Textauszug:
━━━━━━

In den letzten zwei Jahren haben die höchsten Löhne den Lift genommen, die tiefsten Löhne dagegen sind dramatisch gesunken. Letzteres hätte ein gesetzlicher Mindestlohn verhindert. Opfer dieser liberalen Lohnpolitik sind vor allem die Frauen. Noch nie waren sie so gut gebildet, aber man verweigert ihnen auch bei abgeschlossener Lehre ein würdiges Salär. Erstaunt das in einem Land, in dem Minister Frauen mit Gebrauchsgegenständen aus der Küche vergleichen?
Wenn dir der Wind rau entgegenbläst, erkennst du die echten Freunde. Das zeigt auch die Mindestlohnabstimmung. Im vorherrschenden Diskurs gilt der Mindestlohn als Gefahr für die Schweiz. Lohnschutz nütze nichts. Besser sei es, als ausgebeutete Verkäuferin ein Taschengeld zu verdienen und damit eine zusätzliche Woche Familienferien zu ermöglichen als arbeitslos zu sein – und nur mehr zu den älteren Gebrauchsgegenständen in der Küche zu zählen.
Denn schliesslich gibt es für den Bevölkerungsschutz den Gripen. Er darf den schwedischen Fabriken entfliegen, um uns, die Schweizer Frauen, zu beschützen, wenn wir Kleider verkaufen oder die Alten in den Heimen pflegen. Mit so investierten Milliarden gedeiht das Land – und nicht mit 0,5 % mehr an Salärmasse, mit der man die Lohnmisere auslöschen könnte.

━━━━━━

Daten zur Analyse des Seitenlayouts:
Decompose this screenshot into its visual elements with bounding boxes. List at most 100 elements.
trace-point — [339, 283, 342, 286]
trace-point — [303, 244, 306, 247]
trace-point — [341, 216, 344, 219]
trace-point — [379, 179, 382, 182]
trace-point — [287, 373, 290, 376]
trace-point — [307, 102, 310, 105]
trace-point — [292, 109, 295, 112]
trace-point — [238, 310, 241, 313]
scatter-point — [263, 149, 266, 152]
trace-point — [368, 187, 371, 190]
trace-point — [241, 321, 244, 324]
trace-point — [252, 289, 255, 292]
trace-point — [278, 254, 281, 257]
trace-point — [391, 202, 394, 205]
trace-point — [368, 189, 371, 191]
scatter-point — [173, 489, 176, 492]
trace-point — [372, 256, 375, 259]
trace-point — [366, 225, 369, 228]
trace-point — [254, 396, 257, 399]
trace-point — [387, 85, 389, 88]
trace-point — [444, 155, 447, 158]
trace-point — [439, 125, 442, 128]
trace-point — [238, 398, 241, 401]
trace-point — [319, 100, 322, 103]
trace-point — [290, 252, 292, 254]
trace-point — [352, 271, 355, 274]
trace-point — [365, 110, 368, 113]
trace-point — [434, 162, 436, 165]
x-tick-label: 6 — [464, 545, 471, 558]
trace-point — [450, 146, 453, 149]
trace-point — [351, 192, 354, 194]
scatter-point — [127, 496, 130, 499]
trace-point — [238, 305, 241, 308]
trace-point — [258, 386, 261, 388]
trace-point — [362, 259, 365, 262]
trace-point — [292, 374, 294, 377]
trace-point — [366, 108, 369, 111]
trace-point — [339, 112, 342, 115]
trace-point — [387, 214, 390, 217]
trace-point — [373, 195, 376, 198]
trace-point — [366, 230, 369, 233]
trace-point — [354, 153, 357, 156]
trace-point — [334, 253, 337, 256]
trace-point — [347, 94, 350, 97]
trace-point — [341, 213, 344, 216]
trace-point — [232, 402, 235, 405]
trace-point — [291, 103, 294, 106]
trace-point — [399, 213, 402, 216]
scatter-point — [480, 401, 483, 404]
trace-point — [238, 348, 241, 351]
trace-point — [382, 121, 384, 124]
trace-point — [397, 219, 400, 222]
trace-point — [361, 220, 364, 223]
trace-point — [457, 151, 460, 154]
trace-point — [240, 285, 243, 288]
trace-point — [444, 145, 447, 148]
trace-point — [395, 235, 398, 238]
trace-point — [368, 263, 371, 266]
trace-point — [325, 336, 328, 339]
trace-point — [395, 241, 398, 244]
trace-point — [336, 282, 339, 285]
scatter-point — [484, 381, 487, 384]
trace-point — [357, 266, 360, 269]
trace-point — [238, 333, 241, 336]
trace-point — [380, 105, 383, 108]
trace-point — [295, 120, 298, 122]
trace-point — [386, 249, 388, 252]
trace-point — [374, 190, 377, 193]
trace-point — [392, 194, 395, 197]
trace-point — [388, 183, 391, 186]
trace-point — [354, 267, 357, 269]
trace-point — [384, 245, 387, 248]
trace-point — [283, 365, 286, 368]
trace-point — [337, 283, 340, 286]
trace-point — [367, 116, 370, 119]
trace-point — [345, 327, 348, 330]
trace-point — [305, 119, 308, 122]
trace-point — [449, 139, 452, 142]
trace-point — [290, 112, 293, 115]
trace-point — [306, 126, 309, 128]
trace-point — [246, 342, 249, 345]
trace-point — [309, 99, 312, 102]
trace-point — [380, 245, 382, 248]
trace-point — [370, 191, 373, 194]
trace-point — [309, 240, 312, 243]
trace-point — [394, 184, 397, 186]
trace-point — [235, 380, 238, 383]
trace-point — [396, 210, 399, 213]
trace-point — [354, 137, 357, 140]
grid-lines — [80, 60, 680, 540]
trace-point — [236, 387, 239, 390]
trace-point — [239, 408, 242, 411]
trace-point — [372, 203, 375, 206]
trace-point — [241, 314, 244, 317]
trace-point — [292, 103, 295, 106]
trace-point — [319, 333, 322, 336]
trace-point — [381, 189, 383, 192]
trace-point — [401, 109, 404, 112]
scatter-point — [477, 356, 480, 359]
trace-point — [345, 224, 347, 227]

━━━━━━

Zu erledigende Aufgaben:
a. Gib den Text zum Mindestlohn zwischen „Denn schliesslich gibt“ und „Lohnmisere auslöschen könnte.“, einschliesslich, noch einmal wieder und tausche dabei „Gripen“ gegen „Kampfjet“ aus.
b. Fasse den Absatz des Textes zum Mindestlohn, der mit „In den letzten zwei Jahren“ beginnt, als knappe Liste seiner wichtigsten Aussagen zusammen.
c. Setze den Text zum Mindestlohn im Anschluss an seinen letzten Satz fort.
Die Datensätze werden für die Bearbeitung nicht gebraucht.

Lösungen:
a.
Denn schliesslich gibt es für den Bevölkerungsschutz den Kampfjet. Er darf den schwedischen Fabriken entfliegen, um uns, die Schweizer Frauen, zu beschützen, wenn wir Kleider verkaufen oder die Alten in den Heimen pflegen. Mit so investierten Milliarden gedeiht das Land – und nicht mit 0,5 % mehr an Salärmasse, mit der man die Lohnmisere auslöschen könnte.

b.
- Die höchsten Löhne sind in den letzten zwei Jahren stark gestiegen, die tiefsten dramatisch gesunken.
- Einen Rückgang der tiefsten Löhne hätte ein gesetzlicher Mindestlohn verhindert.
- Opfer dieser liberalen Lohnpolitik sind vor allem die Frauen.
- Sie sind so gut gebildet wie nie, erhalten aber selbst mit abgeschlossener Lehre kein würdiges Salär.
- Es wird gefragt, ob das in einem Land erstaunt, in dem Minister Frauen mit Küchengegenständen vergleichen.

c.
Im Reich des Absurden
Und nun verkündet uns das Bundesamt für Statistik (BFS), dass die tiefsten Löhne um 300 Franken gesunken und die höchsten um 10‘000 Franken gestiegen sind. Der natürliche Gang der Dinge? Dem vorherrschenden Diskurs zufolge sollten die qualifizierten Verkäuferinnen von TallyWeijl eigentlich für das Privileg, für Tally Elfassi-Weijl und Beat Gruring, die Eigentümer des Unternehmens, die zu den reichsten 300 Menschen der Schweiz gehören, zu arbeiten – zahlen!
Aha, hören wir, die TallyWeijl-Verkäuferinnen seien nicht produktiv. Und deshalb ihr tiefer Lohn. Aber woher dann Weijl und Gruring riesiges Vermögen? Ist es ihnen aus dem Himmel zugeflogen? Mit ein paar Gripen zusammen? Seid’s mal zufrieden, rufen uns die zu, die ihre Nase stets nach dem Wind richten: Wenn die TallyWeijl-Verkäuferinnen in der Schweiz 4000 Franken verdienen sollten, dann würden die Läden ins Ausland ausgelagert. Worauf wir, schüchtern: Um was wem zu verkaufen?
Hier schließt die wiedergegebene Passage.